*Ejercicio propuesto*:
Indica si cada afirmación concuerda con el texto sobre los premios Nobel de la Paz y justifica cada sí o no con las palabras decisivas del texto citadas literalmente: 1. El Nobel de la Paz se entrega en Oslo. 2. Alfred Nobel era un empresario noruego. 3. Mahatma Gandhi recibió el Nobel de la Paz.

Los premios Nobel de la Paz: Oslo o la nada

El último premio Nobel a la activista venezolana María Corina Machado, nombrada vicepresidente de su país en elecciones ganadas en las urnas por Edmundo González Urrutia, tampoco ha estado exento de críticas, pero habrá que esperar un margen de tiempo adecuado para poder llegar a conclusiones más precisas

El presidente del Comité del Nobel Jørgen Watne Frydnes pronuncia el discurso en la ceremonia de entrega del PremioAFP

Desde su fundación a principios del siglo XX, los Premios Nobel han sido considerados el pináculo del reconocimiento internacional en campos como la paz, la literatura y la ciencia. Sin embargo, la historia de estos galardones está marcada no sólo por los logros que celebran, sino también por los silencios, las omisiones y las contradicciones que revelan sobre las dinámicas políticas mundiales frente a dictaduras, sobre todo de izquierda.

La evolución de los Premios Nobel, especialmente el de la Paz, examina cómo, en muchos casos, la política internacional parece oscilar entre gestos simbólicos y un vacío de acciones concretas que no estarán conectadas casi nunca entre sí con movimientos de gobiernos hacia esos regímenes.

Alfred Nobel, inventor de la dinamita y empresario sueco, legó su fortuna para premiar a quienes «hubieran conferido el mayor beneficio a la humanidad». El Nobel de la Paz, otorgado en Oslo, Noruega, pretendía celebrar a aquellos que contribuyeran a la fraternidad entre naciones. Sin embargo, desde sus primeros años, el galardón ha estado marcado por decisiones controvertidas y ausencias notables.

Figuras como Mahatma Gandhi nunca recibieron el premio –no estuvo del todo mal, digo yo, con lo que se ha ido descubriendo a posteriori–, mientras que líderes envueltos en conflictos lo recibieron en medio de polémicas.

*Listado proporcionado*:

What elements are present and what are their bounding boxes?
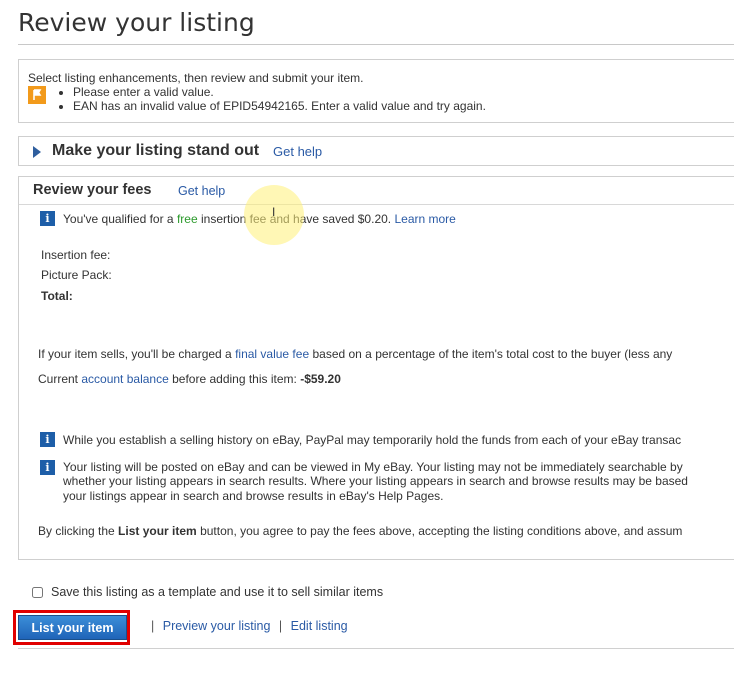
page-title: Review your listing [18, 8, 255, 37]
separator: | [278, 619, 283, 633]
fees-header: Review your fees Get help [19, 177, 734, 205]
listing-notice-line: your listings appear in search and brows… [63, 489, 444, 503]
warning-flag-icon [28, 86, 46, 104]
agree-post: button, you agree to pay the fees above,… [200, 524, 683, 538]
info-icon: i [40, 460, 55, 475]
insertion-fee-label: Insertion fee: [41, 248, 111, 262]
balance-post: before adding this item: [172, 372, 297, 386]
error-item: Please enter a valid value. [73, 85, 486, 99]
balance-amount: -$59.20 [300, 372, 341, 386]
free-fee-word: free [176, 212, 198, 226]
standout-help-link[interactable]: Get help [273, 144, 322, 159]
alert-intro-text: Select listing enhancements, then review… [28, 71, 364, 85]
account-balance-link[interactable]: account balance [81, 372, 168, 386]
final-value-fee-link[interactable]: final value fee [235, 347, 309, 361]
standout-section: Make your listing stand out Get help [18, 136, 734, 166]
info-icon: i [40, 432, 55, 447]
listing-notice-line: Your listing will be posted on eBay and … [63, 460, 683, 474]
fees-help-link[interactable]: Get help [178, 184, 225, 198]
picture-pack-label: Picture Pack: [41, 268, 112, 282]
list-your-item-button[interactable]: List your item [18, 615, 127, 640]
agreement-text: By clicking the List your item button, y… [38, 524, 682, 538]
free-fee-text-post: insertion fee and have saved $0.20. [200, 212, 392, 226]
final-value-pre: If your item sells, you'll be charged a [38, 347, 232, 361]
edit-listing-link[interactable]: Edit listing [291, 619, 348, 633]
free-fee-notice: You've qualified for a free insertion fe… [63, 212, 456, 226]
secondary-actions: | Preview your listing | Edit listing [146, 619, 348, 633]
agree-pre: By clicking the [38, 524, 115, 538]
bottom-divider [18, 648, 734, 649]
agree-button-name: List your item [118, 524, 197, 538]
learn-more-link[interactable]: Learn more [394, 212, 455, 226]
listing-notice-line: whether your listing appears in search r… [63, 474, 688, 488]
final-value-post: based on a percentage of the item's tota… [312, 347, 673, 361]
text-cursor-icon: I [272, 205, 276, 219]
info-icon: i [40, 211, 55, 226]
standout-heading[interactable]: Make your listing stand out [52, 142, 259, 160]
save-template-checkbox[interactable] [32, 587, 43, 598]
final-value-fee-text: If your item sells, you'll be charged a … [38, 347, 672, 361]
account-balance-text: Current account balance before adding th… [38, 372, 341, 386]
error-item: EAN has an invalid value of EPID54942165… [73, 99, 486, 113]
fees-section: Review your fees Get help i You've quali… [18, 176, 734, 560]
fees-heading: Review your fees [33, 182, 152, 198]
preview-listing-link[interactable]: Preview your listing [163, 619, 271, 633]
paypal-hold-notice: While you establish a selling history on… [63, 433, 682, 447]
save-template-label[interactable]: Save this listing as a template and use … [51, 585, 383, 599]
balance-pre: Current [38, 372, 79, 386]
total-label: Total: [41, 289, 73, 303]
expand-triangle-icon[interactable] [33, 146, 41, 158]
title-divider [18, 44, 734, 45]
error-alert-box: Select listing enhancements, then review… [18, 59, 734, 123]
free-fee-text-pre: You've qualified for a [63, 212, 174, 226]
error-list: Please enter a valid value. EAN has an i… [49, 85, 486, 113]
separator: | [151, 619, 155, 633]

*Respuesta al ejercicio*:
1. Sí: «El Nobel de la Paz, otorgado en Oslo, Noruega».
2. No: «Alfred Nobel, inventor de la dinamita y empresario sueco».
3. No: «Figuras como Mahatma Gandhi nunca recibieron el premio».